Kısa görev 1:
Kış ve tembellik üzerine yazıya göre şu soruları yanıtlayın:
(a) Yazar bütün gün neler yapmayı daha cazip buluyor?
(b) Hava biraz daha soğuyunca bunlara neler ekleyeceğini söylüyor?
(c) Yazar neden nefret ettiğini söylüyor?
Kısa görev 2: Kış ve tembellik üzerine yazıyı son cümleden sonrasıyla sürdürün.

Metin bloğu:
****************************************

Yine tembelim, çok tembelim.
Ne dışarı çıkmak istiyorum, ne de bir şey yapmak. Bütün gün pijamam, battaniyem ve kafamdaki klasik ev topuzumla beraber film izlemek, kitap okumak daha cazip geliyor. Biraz daha soğusun bunlara sıcak çikolata ya da salep de eklerim ben.
Tüm bunların yanında, gelin görün ki yemek yeme ivmemde bir düşüş yok. Hatta kışı bahane ederek sıkıldıkça, üşüdükçe, yağmur yağdıkça, paçam ıslandıkça, 7458765 parça giyindikçe kızıp daha fazla yediğim bile oluyor. Hele bir de boğazlı kazak giydiysem daha da fena..
Melankoliye meyilli olduğumdan ya da bundan zevk aldığımdan değil, buna zorunlu kaldığımdan alt üst oluyorum karanlık havayı görünce. Böyleyimdir ben, daha kışın "k" sını görmeden kestaneleri sererim sobanın üstüne.
Sevmiyorum şiddetli yağmurları, çamuru, soğuğu.
Üşümekten nefret ediyorum.
Benim için tek egüzel anları evin içindeyken dışarıda yağan yağmuru izlemek ya da tutmuş kar üzerinde -asla buz değil- yürümek.

****************************************

Veri satırları:
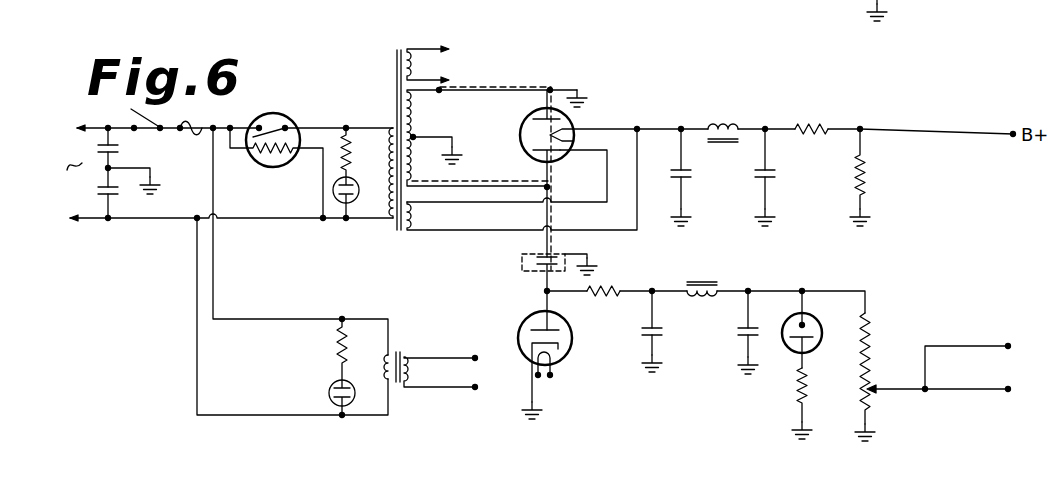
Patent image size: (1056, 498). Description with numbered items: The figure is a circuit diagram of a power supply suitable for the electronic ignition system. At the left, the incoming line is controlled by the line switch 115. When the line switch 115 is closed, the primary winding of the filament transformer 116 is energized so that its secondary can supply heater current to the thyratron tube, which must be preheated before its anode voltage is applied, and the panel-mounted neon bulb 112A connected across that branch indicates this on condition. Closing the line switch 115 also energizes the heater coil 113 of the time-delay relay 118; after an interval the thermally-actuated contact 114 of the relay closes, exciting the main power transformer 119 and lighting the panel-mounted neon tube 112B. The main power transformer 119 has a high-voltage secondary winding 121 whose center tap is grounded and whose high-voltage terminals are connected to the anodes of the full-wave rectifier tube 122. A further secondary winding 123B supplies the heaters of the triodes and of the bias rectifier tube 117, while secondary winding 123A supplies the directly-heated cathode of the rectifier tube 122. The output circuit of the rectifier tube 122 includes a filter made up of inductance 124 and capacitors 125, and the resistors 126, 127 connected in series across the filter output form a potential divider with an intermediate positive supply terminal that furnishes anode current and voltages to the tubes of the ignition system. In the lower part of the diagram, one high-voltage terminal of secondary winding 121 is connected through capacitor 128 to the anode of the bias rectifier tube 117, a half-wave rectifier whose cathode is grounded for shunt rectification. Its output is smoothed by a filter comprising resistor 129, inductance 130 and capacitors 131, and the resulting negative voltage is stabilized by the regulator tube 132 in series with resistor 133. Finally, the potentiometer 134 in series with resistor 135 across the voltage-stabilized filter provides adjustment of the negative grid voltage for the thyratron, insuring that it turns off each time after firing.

****************************************

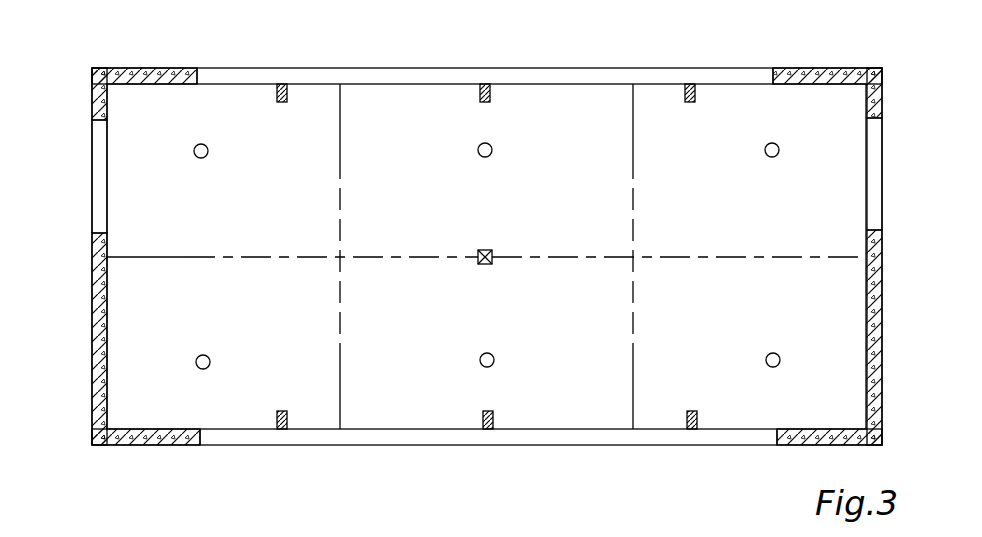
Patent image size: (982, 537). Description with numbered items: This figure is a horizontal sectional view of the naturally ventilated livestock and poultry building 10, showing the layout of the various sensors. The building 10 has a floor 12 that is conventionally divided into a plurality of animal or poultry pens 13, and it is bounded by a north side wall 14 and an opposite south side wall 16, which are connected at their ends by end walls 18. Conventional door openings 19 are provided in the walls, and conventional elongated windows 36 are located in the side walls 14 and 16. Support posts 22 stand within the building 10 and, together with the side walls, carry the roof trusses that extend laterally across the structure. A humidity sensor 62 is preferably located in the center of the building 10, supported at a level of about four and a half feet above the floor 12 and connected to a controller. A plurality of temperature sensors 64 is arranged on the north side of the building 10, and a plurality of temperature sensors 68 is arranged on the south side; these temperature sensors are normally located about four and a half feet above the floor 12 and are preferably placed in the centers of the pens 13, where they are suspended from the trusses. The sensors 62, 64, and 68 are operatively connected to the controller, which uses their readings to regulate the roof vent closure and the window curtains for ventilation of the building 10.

****************************************

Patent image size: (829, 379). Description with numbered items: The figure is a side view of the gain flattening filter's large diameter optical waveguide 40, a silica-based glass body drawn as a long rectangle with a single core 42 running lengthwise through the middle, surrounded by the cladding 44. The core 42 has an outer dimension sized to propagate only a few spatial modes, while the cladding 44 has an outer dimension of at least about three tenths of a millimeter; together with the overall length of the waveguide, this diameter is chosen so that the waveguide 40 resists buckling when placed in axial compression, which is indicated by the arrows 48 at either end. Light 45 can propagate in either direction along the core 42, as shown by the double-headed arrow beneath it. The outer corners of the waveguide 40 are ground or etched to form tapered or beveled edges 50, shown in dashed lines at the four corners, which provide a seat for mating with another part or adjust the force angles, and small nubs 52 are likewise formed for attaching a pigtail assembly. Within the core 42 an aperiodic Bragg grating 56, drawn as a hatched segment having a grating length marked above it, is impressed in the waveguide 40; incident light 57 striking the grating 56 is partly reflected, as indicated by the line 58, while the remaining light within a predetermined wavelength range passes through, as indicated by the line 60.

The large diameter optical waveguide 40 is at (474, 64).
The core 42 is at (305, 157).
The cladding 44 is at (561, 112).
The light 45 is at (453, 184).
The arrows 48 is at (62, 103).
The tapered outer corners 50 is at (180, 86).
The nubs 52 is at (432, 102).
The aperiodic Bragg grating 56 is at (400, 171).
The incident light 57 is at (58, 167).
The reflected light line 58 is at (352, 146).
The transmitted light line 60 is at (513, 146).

****************************************

Yazılı yanıt 1:
(a) Pijama, battaniye ve kafasındaki klasik ev topuzuyla film izlemeyi ve kitap okumayı.
(b) Sıcak çikolata ya da salep.
(c) Üşümekten.

Yazılı yanıt 2:
Kayak merkezine gitme gibi bir planım da olmuyor. Bir kere denedim, yaptığım tek şey lobide sınırsız şarap yudumlamak oldu.
Biliyorum! Dünyamız, ekinimiz, sağlığımız ve benzeri nedenlerden ötürü çok önemli; aman başımızdan asla eksilmesin. Mevsimlerimizin yeri oynamasın.
h.a.a.r.p kışımıza dokunmasın! (bu konuyla ilgili ayrıca yazacağım)
Tarafımdan gelen bilumum kış tiribim ardından, bende de mevcut olduğunu düşündüğüm kış stresine neden olan 1-2 sebebi dergilerden aşağıya alıntı yaptım.
Şeytanın bacağını bu kış kırmak ve kışı sevebilmem hedefi ile yazımı noktalıyor, başta benim gibi kış stresi sahibi olan kişiler olmak üzere herkese, bol bol sporlu ve sağlıklı beslenmeli, keyifli bir kış diliyorum...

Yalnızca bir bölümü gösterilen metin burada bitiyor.